What the task requires
Everything in the data should be repeated exactly, save for the images.

── The input ──

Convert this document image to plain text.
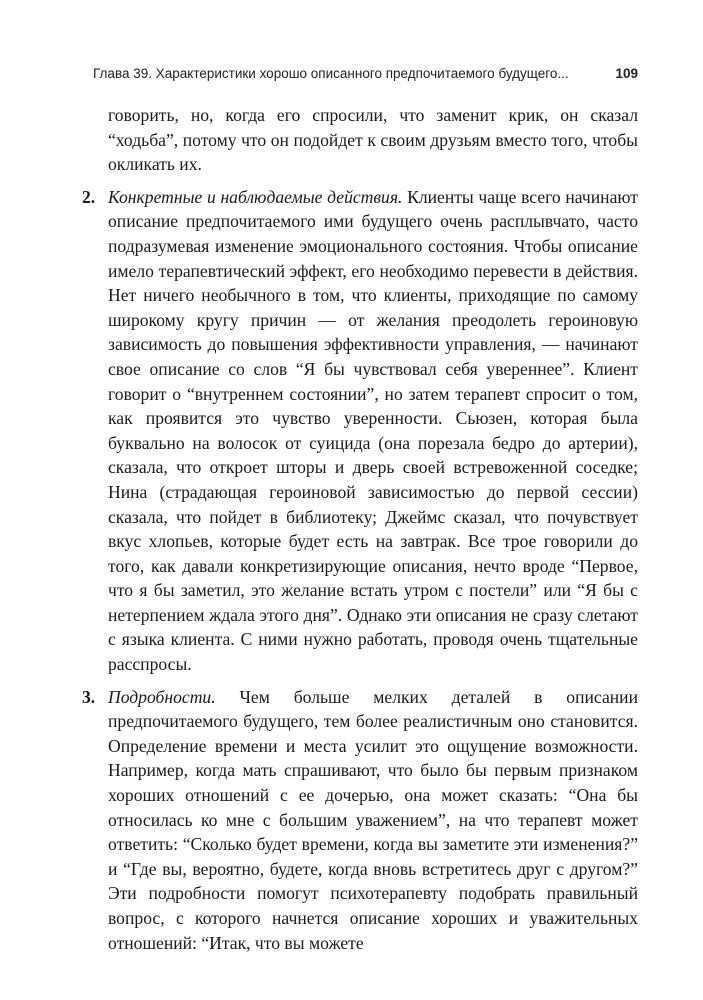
Глава 39. Характеристики хорошо описанного предпочитаемого будущего...	109

говорить, но, когда его спросили, что заменит крик, он сказал “ходьба”, потому что он подойдет к своим друзьям вместо того, чтобы окликать их.

2. Конкретные и наблюдаемые действия. Клиенты чаще всего начинают описание предпочитаемого ими будущего очень расплывчато, часто подразумевая изменение эмоционального состояния. Чтобы описание имело терапевтический эффект, его необходимо перевести в действия. Нет ничего необычного в том, что клиенты, приходящие по самому широкому кругу причин — от желания преодолеть героиновую зависимость до повышения эффективности управления, — начинают свое описание со слов “Я бы чувствовал себя увереннее”. Клиент говорит о “внутреннем состоянии”, но затем терапевт спросит о том, как проявится это чувство уверенности. Сьюзен, которая была буквально на волосок от суицида (она порезала бедро до артерии), сказала, что откроет шторы и дверь своей встревоженной соседке; Нина (страдающая героиновой зависимостью до первой сессии) сказала, что пойдет в библиотеку; Джеймс сказал, что почувствует вкус хлопьев, которые будет есть на завтрак. Все трое говорили до того, как давали конкретизирующие описания, нечто вроде “Первое, что я бы заметил, это желание встать утром с постели” или “Я бы с нетерпением ждала этого дня”. Однако эти описания не сразу слетают с языка клиента. С ними нужно работать, проводя очень тщательные расспросы.

3. Подробности. Чем больше мелких деталей в описании предпочитаемого будущего, тем более реалистичным оно становится. Определение времени и места усилит это ощущение возможности. Например, когда мать спрашивают, что было бы первым признаком хороших отношений с ее дочерью, она может сказать: “Она бы относилась ко мне с большим уважением”, на что терапевт может ответить: “Сколько будет времени, когда вы заметите эти изменения?” и “Где вы, вероятно, будете, когда вновь встретитесь друг с другом?” Эти подробности помогут психотерапевту подобрать правильный вопрос, с которого начнется описание хороших и уважительных отношений: “Итак, что вы можете
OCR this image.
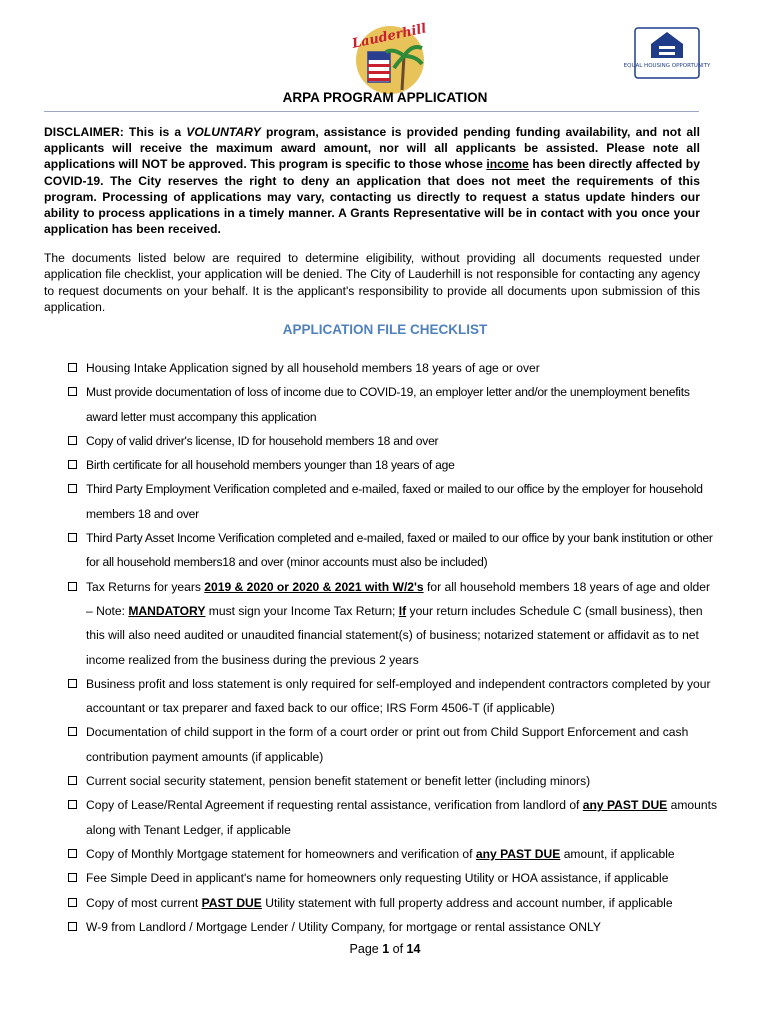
Lauderhill
EQUAL HOUSING OPPORTUNITY
ARPA PROGRAM APPLICATION
DISCLAIMER: This is a VOLUNTARY program, assistance is provided pending funding availability, and not all applicants will receive the maximum award amount, nor will all applicants be assisted. Please note all applications will NOT be approved. This program is specific to those whose income has been directly affected by COVID-19. The City reserves the right to deny an application that does not meet the requirements of this program. Processing of applications may vary, contacting us directly to request a status update hinders our ability to process applications in a timely manner. A Grants Representative will be in contact with you once your application has been received.
The documents listed below are required to determine eligibility, without providing all documents requested under application file checklist, your application will be denied. The City of Lauderhill is not responsible for contacting any agency to request documents on your behalf. It is the applicant's responsibility to provide all documents upon submission of this application.
APPLICATION FILE CHECKLIST
Housing Intake Application signed by all household members 18 years of age or over
Must provide documentation of loss of income due to COVID-19, an employer letter and/or the unemployment benefits award letter must accompany this application
Copy of valid driver's license, ID for household members 18 and over
Birth certificate for all household members younger than 18 years of age
Third Party Employment Verification completed and e-mailed, faxed or mailed to our office by the employer for household members 18 and over
Third Party Asset Income Verification completed and e-mailed, faxed or mailed to our office by your bank institution or other for all household members18 and over (minor accounts must also be included)
Tax Returns for years 2019 & 2020 or 2020 & 2021 with W/2's for all household members 18 years of age and older – Note: MANDATORY must sign your Income Tax Return; If your return includes Schedule C (small business), then this will also need audited or unaudited financial statement(s) of business; notarized statement or affidavit as to net income realized from the business during the previous 2 years
Business profit and loss statement is only required for self-employed and independent contractors completed by your accountant or tax preparer and faxed back to our office; IRS Form 4506-T (if applicable)
Documentation of child support in the form of a court order or print out from Child Support Enforcement and cash contribution payment amounts (if applicable)
Current social security statement, pension benefit statement or benefit letter (including minors)
Copy of Lease/Rental Agreement if requesting rental assistance, verification from landlord of any PAST DUE amounts along with Tenant Ledger, if applicable
Copy of Monthly Mortgage statement for homeowners and verification of any PAST DUE amount, if applicable
Fee Simple Deed in applicant's name for homeowners only requesting Utility or HOA assistance, if applicable
Copy of most current PAST DUE Utility statement with full property address and account number, if applicable
W-9 from Landlord / Mortgage Lender / Utility Company, for mortgage or rental assistance ONLY
Page 1 of 14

───

Result of the task
Convert this document image to plain text.
Глава 39. Характеристики хорошо описанного предпочитаемого будущего...	109

говорить, но, когда его спросили, что заменит крик, он сказал “ходьба”, потому что он подойдет к своим друзьям вместо того, чтобы окликать их.

2. Конкретные и наблюдаемые действия. Клиенты чаще всего начинают описание предпочитаемого ими будущего очень расплывчато, часто подразумевая изменение эмоционального состояния. Чтобы описание имело терапевтический эффект, его необходимо перевести в действия. Нет ничего необычного в том, что клиенты, приходящие по самому широкому кругу причин — от желания преодолеть героиновую зависимость до повышения эффективности управления, — начинают свое описание со слов “Я бы чувствовал себя увереннее”. Клиент говорит о “внутреннем состоянии”, но затем терапевт спросит о том, как проявится это чувство уверенности. Сьюзен, которая была буквально на волосок от суицида (она порезала бедро до артерии), сказала, что откроет шторы и дверь своей встревоженной соседке; Нина (страдающая героиновой зависимостью до первой сессии) сказала, что пойдет в библиотеку; Джеймс сказал, что почувствует вкус хлопьев, которые будет есть на завтрак. Все трое говорили до того, как давали конкретизирующие описания, нечто вроде “Первое, что я бы заметил, это желание встать утром с постели” или “Я бы с нетерпением ждала этого дня”. Однако эти описания не сразу слетают с языка клиента. С ними нужно работать, проводя очень тщательные расспросы.

3. Подробности. Чем больше мелких деталей в описании предпочитаемого будущего, тем более реалистичным оно становится. Определение времени и места усилит это ощущение возможности. Например, когда мать спрашивают, что было бы первым признаком хороших отношений с ее дочерью, она может сказать: “Она бы относилась ко мне с большим уважением”, на что терапевт может ответить: “Сколько будет времени, когда вы заметите эти изменения?” и “Где вы, вероятно, будете, когда вновь встретитесь друг с другом?” Эти подробности помогут психотерапевту подобрать правильный вопрос, с которого начнется описание хороших и уважительных отношений: “Итак, что вы можете
OCR this image.
Lauderhill
EQUAL HOUSING OPPORTUNITY
ARPA PROGRAM APPLICATION
DISCLAIMER: This is a VOLUNTARY program, assistance is provided pending funding availability, and not all applicants will receive the maximum award amount, nor will all applicants be assisted. Please note all applications will NOT be approved. This program is specific to those whose income has been directly affected by COVID-19. The City reserves the right to deny an application that does not meet the requirements of this program. Processing of applications may vary, contacting us directly to request a status update hinders our ability to process applications in a timely manner. A Grants Representative will be in contact with you once your application has been received.
The documents listed below are required to determine eligibility, without providing all documents requested under application file checklist, your application will be denied. The City of Lauderhill is not responsible for contacting any agency to request documents on your behalf. It is the applicant's responsibility to provide all documents upon submission of this application.
APPLICATION FILE CHECKLIST
Housing Intake Application signed by all household members 18 years of age or over
Must provide documentation of loss of income due to COVID-19, an employer letter and/or the unemployment benefits award letter must accompany this application
Copy of valid driver's license, ID for household members 18 and over
Birth certificate for all household members younger than 18 years of age
Third Party Employment Verification completed and e-mailed, faxed or mailed to our office by the employer for household members 18 and over
Third Party Asset Income Verification completed and e-mailed, faxed or mailed to our office by your bank institution or other for all household members18 and over (minor accounts must also be included)
Tax Returns for years 2019 & 2020 or 2020 & 2021 with W/2's for all household members 18 years of age and older – Note: MANDATORY must sign your Income Tax Return; If your return includes Schedule C (small business), then this will also need audited or unaudited financial statement(s) of business; notarized statement or affidavit as to net income realized from the business during the previous 2 years
Business profit and loss statement is only required for self-employed and independent contractors completed by your accountant or tax preparer and faxed back to our office; IRS Form 4506-T (if applicable)
Documentation of child support in the form of a court order or print out from Child Support Enforcement and cash contribution payment amounts (if applicable)
Current social security statement, pension benefit statement or benefit letter (including minors)
Copy of Lease/Rental Agreement if requesting rental assistance, verification from landlord of any PAST DUE amounts along with Tenant Ledger, if applicable
Copy of Monthly Mortgage statement for homeowners and verification of any PAST DUE amount, if applicable
Fee Simple Deed in applicant's name for homeowners only requesting Utility or HOA assistance, if applicable
Copy of most current PAST DUE Utility statement with full property address and account number, if applicable
W-9 from Landlord / Mortgage Lender / Utility Company, for mortgage or rental assistance ONLY
Page 1 of 14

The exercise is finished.